Stored data entries:

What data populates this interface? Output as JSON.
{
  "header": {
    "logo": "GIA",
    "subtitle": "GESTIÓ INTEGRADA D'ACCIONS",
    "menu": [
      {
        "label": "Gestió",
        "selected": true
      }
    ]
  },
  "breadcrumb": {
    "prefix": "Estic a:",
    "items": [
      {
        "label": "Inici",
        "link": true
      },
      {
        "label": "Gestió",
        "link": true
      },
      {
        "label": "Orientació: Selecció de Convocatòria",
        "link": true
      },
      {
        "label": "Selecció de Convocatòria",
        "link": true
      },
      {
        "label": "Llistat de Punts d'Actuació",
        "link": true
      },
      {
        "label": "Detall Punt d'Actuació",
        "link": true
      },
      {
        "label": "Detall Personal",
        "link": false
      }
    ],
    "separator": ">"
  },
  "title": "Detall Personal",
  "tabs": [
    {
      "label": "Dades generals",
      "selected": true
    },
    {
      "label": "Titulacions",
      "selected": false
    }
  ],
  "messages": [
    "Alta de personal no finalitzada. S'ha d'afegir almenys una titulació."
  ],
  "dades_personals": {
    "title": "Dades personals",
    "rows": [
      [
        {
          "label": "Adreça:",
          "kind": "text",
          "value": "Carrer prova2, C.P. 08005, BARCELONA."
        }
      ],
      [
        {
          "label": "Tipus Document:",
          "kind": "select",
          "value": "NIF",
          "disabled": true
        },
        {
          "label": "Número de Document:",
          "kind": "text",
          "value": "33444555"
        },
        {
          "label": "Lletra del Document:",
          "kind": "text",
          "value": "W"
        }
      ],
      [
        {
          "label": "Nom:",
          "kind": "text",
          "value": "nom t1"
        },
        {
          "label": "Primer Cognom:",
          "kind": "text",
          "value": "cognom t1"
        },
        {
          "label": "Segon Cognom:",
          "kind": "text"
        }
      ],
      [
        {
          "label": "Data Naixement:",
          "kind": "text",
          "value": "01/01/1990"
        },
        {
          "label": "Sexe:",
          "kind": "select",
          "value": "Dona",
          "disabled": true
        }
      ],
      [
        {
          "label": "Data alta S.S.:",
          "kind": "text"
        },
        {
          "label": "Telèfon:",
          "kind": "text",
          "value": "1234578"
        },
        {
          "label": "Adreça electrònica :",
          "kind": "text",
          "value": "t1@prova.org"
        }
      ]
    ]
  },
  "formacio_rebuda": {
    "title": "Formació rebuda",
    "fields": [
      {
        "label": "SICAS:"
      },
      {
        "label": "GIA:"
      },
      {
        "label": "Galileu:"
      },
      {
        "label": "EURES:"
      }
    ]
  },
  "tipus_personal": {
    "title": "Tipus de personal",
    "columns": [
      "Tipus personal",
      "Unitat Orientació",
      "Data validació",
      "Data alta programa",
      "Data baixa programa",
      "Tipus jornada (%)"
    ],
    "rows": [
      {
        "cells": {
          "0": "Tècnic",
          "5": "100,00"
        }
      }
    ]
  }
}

_WRITTEN PROBLEM_
Repeat the data in its entirety, character for character.

_ANSWER TO THIS PROBLEM_
What data populates this interface? Output as JSON.
{
  "header": {
    "logo": "GIA",
    "subtitle": "GESTIÓ INTEGRADA D'ACCIONS",
    "menu": [
      {
        "label": "Gestió",
        "selected": true
      }
    ]
  },
  "breadcrumb": {
    "prefix": "Estic a:",
    "items": [
      {
        "label": "Inici",
        "link": true
      },
      {
        "label": "Gestió",
        "link": true
      },
      {
        "label": "Orientació: Selecció de Convocatòria",
        "link": true
      },
      {
        "label": "Selecció de Convocatòria",
        "link": true
      },
      {
        "label": "Llistat de Punts d'Actuació",
        "link": true
      },
      {
        "label": "Detall Punt d'Actuació",
        "link": true
      },
      {
        "label": "Detall Personal",
        "link": false
      }
    ],
    "separator": ">"
  },
  "title": "Detall Personal",
  "tabs": [
    {
      "label": "Dades generals",
      "selected": true
    },
    {
      "label": "Titulacions",
      "selected": false
    }
  ],
  "messages": [
    "Alta de personal no finalitzada. S'ha d'afegir almenys una titulació."
  ],
  "dades_personals": {
    "title": "Dades personals",
    "rows": [
      [
        {
          "label": "Adreça:",
          "kind": "text",
          "value": "Carrer prova2, C.P. 08005, BARCELONA."
        }
      ],
      [
        {
          "label": "Tipus Document:",
          "kind": "select",
          "value": "NIF",
          "disabled": true
        },
        {
          "label": "Número de Document:",
          "kind": "text",
          "value": "33444555"
        },
        {
          "label": "Lletra del Document:",
          "kind": "text",
          "value": "W"
        }
      ],
      [
        {
          "label": "Nom:",
          "kind": "text",
          "value": "nom t1"
        },
        {
          "label": "Primer Cognom:",
          "kind": "text",
          "value": "cognom t1"
        },
        {
          "label": "Segon Cognom:",
          "kind": "text"
        }
      ],
      [
        {
          "label": "Data Naixement:",
          "kind": "text",
          "value": "01/01/1990"
        },
        {
          "label": "Sexe:",
          "kind": "select",
          "value": "Dona",
          "disabled": true
        }
      ],
      [
        {
          "label": "Data alta S.S.:",
          "kind": "text"
        },
        {
          "label": "Telèfon:",
          "kind": "text",
          "value": "1234578"
        },
        {
          "label": "Adreça electrònica :",
          "kind": "text",
          "value": "t1@prova.org"
        }
      ]
    ]
  },
  "formacio_rebuda": {
    "title": "Formació rebuda",
    "fields": [
      {
        "label": "SICAS:"
      },
      {
        "label": "GIA:"
      },
      {
        "label": "Galileu:"
      },
      {
        "label": "EURES:"
      }
    ]
  },
  "tipus_personal": {
    "title": "Tipus de personal",
    "columns": [
      "Tipus personal",
      "Unitat Orientació",
      "Data validació",
      "Data alta programa",
      "Data baixa programa",
      "Tipus jornada (%)"
    ],
    "rows": [
      {
        "cells": {
          "0": "Tècnic",
          "5": "100,00"
        }
      }
    ]
  }
}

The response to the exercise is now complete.